● **ASSIGNED TASK**: Pick up the comment thread below about WebAssembly exports and C++ static constructors and destructors, and continue it from its last sentence.

● **TEXT PROVIDED**:
And not the linker generates code where: exported functions are no longer wrapped in wasm_call_ctors / wasm_call_dtors calls!!!!

realuptime commented 2 years ago

I also suggest to avoid static destructors for unexpected llvm changes that will break correct functionality!

To detect them use the -Wexit-time-destructors flag. I also enable -Werror to be sure.

It is also worth noting that clang has support for not generating static destructors: -fno-c++-static-destructors https://clang.llvm.org/docs/AttributeReference.html#no-destroy

Calling by default C++ static constructors and functions (static int x = somefunc()) for each "export" entry point is a very very bad idea!!! I had to compile with -fno-c++-static-destructors first and then refactor my code. Or use no_destroy flag (https://clang.llvm.org/docs/AttributeReference.html#no-destroy). For example, on the project that I am working on I am calling a function(export.NeedsDisplay()) for each rendered frame, which could be 1000 times per second without VSYNC!

The project: http://myapp.eu/wasi/

I also wrote about this issue to llvm guys: https://reviews.llvm.org/D81689#3333973

sbc100 commented 2 years ago

The idea here is that there are two different types of wasm modules that one might build: -mexec-model=command and -mexec-model=reactor. In the default "command" model your application entry points act line "main" in that they run a single function that the lifetime of the module is bound to that single entry point. In this mode the idea is that state does not persist between calls the module (just like the main in /bin/ls.. each time you call it your can a fresh process).

What you are building sound more like a "reactor" which is more like shared library that maintains state between calls into it from the outside.

You can read more about this change here: https://github.com/WebAssembly/WASI/issues/13

realuptime commented 2 years ago

Thank you Sam!

PiotrSikora commented 2 years ago

The issue is that this change broke previously working WASI reactors.

Note that Rust supports building proper WASI reactors only in nightly using -Z wasi-exec-model=reactor, and the only(?) way to create WASI reactors using stable is to build cdylib library (.wasm module without a start function) with exported entrypoints.

● **DATASET EXCERPTS**:

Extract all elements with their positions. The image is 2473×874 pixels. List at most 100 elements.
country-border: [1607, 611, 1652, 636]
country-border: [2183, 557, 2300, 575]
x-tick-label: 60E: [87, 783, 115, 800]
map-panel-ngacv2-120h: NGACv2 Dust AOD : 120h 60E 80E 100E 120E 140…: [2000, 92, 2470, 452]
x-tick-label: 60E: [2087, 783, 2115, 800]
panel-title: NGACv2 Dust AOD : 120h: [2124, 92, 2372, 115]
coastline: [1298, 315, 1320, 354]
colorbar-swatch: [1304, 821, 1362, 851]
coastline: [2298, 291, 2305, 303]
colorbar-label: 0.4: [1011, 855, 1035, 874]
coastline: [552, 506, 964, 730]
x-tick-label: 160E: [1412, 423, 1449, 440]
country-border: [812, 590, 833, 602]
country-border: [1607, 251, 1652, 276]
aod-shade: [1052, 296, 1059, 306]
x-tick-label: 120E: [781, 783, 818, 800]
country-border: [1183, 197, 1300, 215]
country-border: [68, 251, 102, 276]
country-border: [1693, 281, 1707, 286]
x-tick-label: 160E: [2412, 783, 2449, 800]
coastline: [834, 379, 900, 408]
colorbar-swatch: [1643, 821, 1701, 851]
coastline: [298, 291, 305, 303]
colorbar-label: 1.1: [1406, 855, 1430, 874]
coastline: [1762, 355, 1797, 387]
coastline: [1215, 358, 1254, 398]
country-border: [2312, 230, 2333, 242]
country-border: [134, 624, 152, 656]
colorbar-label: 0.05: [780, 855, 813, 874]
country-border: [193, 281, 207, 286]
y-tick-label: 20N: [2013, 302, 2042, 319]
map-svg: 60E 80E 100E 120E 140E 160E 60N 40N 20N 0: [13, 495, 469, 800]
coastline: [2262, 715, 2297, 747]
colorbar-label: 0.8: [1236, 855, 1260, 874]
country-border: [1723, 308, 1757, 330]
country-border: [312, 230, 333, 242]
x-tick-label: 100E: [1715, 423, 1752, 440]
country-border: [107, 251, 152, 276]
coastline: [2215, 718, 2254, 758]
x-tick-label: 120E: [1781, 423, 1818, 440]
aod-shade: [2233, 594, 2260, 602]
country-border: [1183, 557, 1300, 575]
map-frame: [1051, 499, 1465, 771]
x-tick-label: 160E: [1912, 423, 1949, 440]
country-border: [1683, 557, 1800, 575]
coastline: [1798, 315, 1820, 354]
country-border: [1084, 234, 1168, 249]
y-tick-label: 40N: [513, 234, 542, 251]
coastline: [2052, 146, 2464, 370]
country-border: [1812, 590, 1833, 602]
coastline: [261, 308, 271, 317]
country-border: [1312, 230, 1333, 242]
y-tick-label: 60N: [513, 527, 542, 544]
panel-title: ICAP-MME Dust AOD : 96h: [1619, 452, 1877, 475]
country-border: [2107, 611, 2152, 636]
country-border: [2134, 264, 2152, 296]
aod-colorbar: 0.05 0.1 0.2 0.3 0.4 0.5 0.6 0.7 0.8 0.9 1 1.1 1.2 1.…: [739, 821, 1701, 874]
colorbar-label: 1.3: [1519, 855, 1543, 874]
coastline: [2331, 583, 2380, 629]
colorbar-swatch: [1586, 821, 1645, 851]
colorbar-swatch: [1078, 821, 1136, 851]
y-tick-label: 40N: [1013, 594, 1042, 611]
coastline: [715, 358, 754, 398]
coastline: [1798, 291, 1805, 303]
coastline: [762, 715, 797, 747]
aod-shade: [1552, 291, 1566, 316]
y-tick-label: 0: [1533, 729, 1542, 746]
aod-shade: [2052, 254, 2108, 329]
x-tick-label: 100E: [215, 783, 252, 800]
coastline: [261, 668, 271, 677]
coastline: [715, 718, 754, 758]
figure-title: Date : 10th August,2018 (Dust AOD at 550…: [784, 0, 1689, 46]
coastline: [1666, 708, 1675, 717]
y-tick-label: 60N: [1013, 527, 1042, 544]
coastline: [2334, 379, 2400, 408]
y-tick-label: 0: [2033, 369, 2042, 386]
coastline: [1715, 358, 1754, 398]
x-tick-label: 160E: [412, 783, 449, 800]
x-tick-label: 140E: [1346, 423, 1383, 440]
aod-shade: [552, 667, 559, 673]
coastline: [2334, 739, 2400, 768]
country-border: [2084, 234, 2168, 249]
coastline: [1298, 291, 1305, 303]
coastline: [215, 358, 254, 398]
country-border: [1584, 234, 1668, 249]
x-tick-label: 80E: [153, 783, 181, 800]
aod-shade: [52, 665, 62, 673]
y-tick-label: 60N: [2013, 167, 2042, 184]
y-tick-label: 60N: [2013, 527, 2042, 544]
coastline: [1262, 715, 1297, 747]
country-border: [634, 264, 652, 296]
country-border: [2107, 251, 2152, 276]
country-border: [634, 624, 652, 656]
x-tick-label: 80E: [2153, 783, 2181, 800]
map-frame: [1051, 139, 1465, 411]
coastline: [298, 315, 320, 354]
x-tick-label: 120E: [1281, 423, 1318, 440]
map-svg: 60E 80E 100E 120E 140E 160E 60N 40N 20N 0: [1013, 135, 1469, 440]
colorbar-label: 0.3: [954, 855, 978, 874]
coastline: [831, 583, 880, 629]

● **EXPECTED OUTPUT**:
This worked fine until Rust v1.56.0 (which updated LLVM to v13.0), which started adding command_export wrappers to the existing entrypoints. This unexpected behavior leads to either degraded performance (WASI constructors and destructors called on each entrypoint, which is a source of significant overhead for shallow entrypoints) or pretty unusable modules (in restricted environments that don't always allow hostcalls).

Thanks for the workaround, but I don't understand why this was added as an opt-out instead of an opt-in feature.

sunfishcode commented 2 years ago

The C execution model is that there's a main function, when it's called, the program runs, and when it exits, the program completes. wasi-libc, though its use of musl, inherits this assumption. Calling functions before libc's startup code has run, or after its shutdown code has run, isn't how it was anticipated to work. In practice, it appears that doing so kind of worked, but only if you didn't call into certain parts of libc.

"-mexec-model=reactor" is the LLVM wasm backend's way to support this use case, with a design and implementation that actually anticipates being used this way. It supports calling exports without rerunning the constructor on each entrypoint.

PiotrSikora commented 2 years ago

Yes, I understand that.

What I'm saying is that the LLVM change (and the lack of support for -mexec-model=reactor in Rust stable) changed previously working "handmade" WASI reactors (running constructors only once) into new-style multi-entry commands (running constructors on each entry).

sunfishcode commented 2 years ago

Ultimately, I made a judgement call. It appears I misjudged how many people were using "handmade" WASI reactors here.

PiotrSikora commented 2 years ago

Yeah, no worries. The landscape was very different 2 years ago when you originally authored that change... and it wouldn't even be an issue if wasi-exec-model=reactor stabilized in Rust in the meantime.

Anyway, I mostly wanted to bring more attention to this issue and provide more context for other people to find, since I would definitely spend way more time tracking this down if @realuptime didn't open this issue.